[Excerpt to read — start]

Comment: Re:Is semver too simplistic for kernels? (Score 1) 199

by paulpach (#49050317) Attached to: Torvalds Polls Desire for Linux's Next Major Version Bump

I would argue for adding an extra decimal point: W.X.Y.Z

We did at some point, but users were not able to remember the full version number. People already have trouble sometimes remembering 3 numbers. They start telling you things like "I have the latest version", which they often don't, or confusing 10.0.1 with 10.1.0. 4 numbers makes the situation much worse.

Why is this important? because when someone sends you a bug report, you want to know exactly what version they are using. You may or may not have fixed the bug already, so having accurate version numbers matter.

Comment: Re:Is semver too simplistic for kernels? (Score 1) 199

by paulpach (#49050243) Attached to: Torvalds Polls Desire for Linux's Next Major Version Bump

I'll be damned, I did not know this was a thing, I just came up with something that was logical, and served to communicate with user the nature of the release.

And you are right, this is not semver. I don't do backward incompatible changes, so the major number would never change thus the major number as specified in semver is useless for me. Nice to see it is pretty close though.

[Excerpt to read — finish]

## Assigned task A
Answer these questions about the comments on version numbers:
(i) Which two version numbers does the first comment say people confuse?
(ii) When someone sends a bug report, what does the first comment say you want to know?
(iii) Why does the second comment call the semver major number useless for the writer?
## Assigned task B
Continue the comments on version numbers from where they stop.

[Material supplied — start]

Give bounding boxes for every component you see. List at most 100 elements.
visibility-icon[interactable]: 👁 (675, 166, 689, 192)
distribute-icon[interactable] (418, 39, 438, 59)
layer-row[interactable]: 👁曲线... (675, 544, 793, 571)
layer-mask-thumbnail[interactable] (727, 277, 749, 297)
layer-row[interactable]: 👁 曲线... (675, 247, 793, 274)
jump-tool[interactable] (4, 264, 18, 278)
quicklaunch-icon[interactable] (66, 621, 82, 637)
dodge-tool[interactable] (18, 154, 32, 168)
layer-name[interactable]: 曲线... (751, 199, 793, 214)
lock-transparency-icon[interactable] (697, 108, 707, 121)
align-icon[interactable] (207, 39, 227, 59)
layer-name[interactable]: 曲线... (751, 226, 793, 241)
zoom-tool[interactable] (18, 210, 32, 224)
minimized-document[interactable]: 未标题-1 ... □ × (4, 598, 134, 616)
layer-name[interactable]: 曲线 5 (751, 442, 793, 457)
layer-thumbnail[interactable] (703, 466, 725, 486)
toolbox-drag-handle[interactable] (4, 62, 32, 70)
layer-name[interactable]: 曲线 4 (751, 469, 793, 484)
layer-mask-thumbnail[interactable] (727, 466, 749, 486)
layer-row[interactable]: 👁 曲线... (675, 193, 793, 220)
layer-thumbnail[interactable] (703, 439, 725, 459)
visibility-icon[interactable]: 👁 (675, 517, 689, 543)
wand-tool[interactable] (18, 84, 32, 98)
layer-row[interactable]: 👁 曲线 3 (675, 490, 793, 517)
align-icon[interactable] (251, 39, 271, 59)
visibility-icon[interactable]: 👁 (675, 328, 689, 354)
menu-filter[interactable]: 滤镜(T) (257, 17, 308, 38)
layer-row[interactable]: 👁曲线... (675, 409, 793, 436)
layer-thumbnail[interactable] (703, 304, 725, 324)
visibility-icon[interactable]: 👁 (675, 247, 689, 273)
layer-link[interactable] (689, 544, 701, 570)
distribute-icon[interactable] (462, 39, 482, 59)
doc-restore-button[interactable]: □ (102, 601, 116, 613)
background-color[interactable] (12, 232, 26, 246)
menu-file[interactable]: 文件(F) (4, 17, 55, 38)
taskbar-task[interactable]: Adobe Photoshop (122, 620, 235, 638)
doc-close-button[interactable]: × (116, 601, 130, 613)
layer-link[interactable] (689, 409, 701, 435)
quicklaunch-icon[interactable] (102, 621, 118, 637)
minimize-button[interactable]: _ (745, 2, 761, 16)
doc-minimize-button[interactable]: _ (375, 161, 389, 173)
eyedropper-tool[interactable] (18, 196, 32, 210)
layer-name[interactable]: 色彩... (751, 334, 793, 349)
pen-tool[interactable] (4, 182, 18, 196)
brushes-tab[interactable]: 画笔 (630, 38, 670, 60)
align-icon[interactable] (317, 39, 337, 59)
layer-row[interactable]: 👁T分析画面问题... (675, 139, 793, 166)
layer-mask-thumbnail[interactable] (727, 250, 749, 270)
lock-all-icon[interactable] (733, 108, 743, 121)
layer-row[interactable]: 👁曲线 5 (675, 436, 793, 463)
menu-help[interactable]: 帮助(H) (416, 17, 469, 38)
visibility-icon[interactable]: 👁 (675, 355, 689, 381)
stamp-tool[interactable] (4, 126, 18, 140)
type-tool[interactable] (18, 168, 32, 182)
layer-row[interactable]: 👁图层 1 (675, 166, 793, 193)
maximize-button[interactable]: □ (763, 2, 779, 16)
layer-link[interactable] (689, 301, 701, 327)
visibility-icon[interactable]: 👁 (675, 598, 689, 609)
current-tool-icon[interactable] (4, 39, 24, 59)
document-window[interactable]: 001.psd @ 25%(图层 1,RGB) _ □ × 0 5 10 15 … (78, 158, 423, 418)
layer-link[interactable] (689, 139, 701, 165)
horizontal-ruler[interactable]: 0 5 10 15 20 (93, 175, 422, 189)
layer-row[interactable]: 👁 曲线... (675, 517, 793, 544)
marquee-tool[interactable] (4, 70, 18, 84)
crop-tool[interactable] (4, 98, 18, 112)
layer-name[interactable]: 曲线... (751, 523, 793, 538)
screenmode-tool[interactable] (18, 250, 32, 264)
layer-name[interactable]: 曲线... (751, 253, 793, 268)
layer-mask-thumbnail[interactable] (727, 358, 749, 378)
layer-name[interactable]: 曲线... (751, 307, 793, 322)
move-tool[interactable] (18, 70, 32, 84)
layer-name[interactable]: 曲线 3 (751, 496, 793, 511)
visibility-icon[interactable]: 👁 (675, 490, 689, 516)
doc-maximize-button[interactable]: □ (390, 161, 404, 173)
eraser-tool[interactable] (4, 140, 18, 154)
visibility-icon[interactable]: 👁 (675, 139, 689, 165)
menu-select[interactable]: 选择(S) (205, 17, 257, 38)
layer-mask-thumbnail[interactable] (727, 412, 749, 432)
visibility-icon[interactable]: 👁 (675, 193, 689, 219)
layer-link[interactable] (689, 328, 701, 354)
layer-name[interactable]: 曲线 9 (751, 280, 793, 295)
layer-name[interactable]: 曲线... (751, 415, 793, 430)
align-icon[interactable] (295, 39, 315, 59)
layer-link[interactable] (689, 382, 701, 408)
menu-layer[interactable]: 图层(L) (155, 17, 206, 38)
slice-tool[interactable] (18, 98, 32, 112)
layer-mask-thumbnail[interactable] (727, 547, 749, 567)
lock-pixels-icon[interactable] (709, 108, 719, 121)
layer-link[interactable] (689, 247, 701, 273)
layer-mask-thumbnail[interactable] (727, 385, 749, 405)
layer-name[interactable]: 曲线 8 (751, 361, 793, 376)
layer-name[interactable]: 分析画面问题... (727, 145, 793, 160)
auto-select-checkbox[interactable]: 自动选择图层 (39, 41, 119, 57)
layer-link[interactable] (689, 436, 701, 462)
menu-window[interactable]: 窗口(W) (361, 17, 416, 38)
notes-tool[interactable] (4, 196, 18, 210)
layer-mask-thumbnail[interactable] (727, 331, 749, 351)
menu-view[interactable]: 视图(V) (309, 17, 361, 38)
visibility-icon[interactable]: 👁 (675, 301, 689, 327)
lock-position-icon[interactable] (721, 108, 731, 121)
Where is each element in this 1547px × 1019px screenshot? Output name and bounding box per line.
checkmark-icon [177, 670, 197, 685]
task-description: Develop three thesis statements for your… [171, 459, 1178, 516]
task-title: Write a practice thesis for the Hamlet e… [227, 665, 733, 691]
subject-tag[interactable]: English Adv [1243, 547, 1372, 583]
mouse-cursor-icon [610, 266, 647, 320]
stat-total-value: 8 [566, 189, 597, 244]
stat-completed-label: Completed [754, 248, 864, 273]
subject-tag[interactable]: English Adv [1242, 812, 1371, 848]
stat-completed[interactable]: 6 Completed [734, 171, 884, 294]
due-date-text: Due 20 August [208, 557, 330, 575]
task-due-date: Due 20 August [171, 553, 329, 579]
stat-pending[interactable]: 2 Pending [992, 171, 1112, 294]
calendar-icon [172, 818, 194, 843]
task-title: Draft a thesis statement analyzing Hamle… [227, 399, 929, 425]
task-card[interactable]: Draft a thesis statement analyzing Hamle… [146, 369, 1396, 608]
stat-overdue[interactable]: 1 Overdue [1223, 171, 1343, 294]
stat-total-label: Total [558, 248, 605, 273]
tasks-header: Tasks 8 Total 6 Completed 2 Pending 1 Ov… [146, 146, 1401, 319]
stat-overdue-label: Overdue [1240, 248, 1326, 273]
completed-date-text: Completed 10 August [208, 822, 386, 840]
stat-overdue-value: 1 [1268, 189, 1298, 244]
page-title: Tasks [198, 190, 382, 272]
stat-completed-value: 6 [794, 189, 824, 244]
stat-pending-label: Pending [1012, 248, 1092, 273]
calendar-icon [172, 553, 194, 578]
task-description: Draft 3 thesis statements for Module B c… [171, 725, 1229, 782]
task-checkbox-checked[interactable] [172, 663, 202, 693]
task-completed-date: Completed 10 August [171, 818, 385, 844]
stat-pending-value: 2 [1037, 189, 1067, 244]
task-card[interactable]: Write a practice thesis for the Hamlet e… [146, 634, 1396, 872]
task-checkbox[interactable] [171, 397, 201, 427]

[Material supplied — finish]

## Result A
(i) 10.0.1 and 10.1.0.
(ii) Exactly what version they are using.
(iii) The writer doesn't make backward incompatible changes, so the major number would never change.

## Result B
Comment: Re:Is semver too simplistic for kernels? (Score 2) 199

by paulpach (#49046829) Attached to: Torvalds Polls Desire for Linux's Next Major Version Bump

I adopted a convention for my software: x.y.z

"x" changes if there are some major features or change how the software works.
"y" changes if there are some new features.
"z" changes if there are only bug fixes.

Keeps it simple, easy to remember, and users reacted very well to it since they can immediately tell how big of a release it is.

Comment: Re:Torvalds is half right (Score 1) 449

by paulpach (#48717953) Attached to: How We'll Program 1000 Cores - and Get Linus Ranting, Again

But I have to take issue of Linus tone in which he downplays "graphics" as being a rather unimportant subset of computing tasks. It's not "graphics". It's "GRAPHICS". That's not a small outlier of a task. Wait until we're all wearing ninth generation Oculus headsets... the trajectory of parallel processing requirements for graphics is already becoming clear -- and it's stratospheric. The issue is this: Our desktop processing requirements are actually slowing and as Linus points out, are probably ill-suited for increased parallelism. But our graphics requirements may be nearly infinite.

I agree, he dismisses graphics as something a few people do. WTF? in mobile, all the top grossing apps are games. The number 1 thing games do is graphics. If anything, I would argue that graphics is the single most important type of workload in mobile. Gaming (and therefore graphics) might not be quite as big in desktop, but it is still very far from being the niche he pretends it is.

That said, I think he is right that the fast single threaded big CPU's are not going anywhere. The trend for mobile and desktop has been to do graphics and general processing in separate hardware (GPU + CPU), I don't see a reason in sight to change that. Even if they were to be combined in a single chip, it would still be different part of the chip doing the tasks.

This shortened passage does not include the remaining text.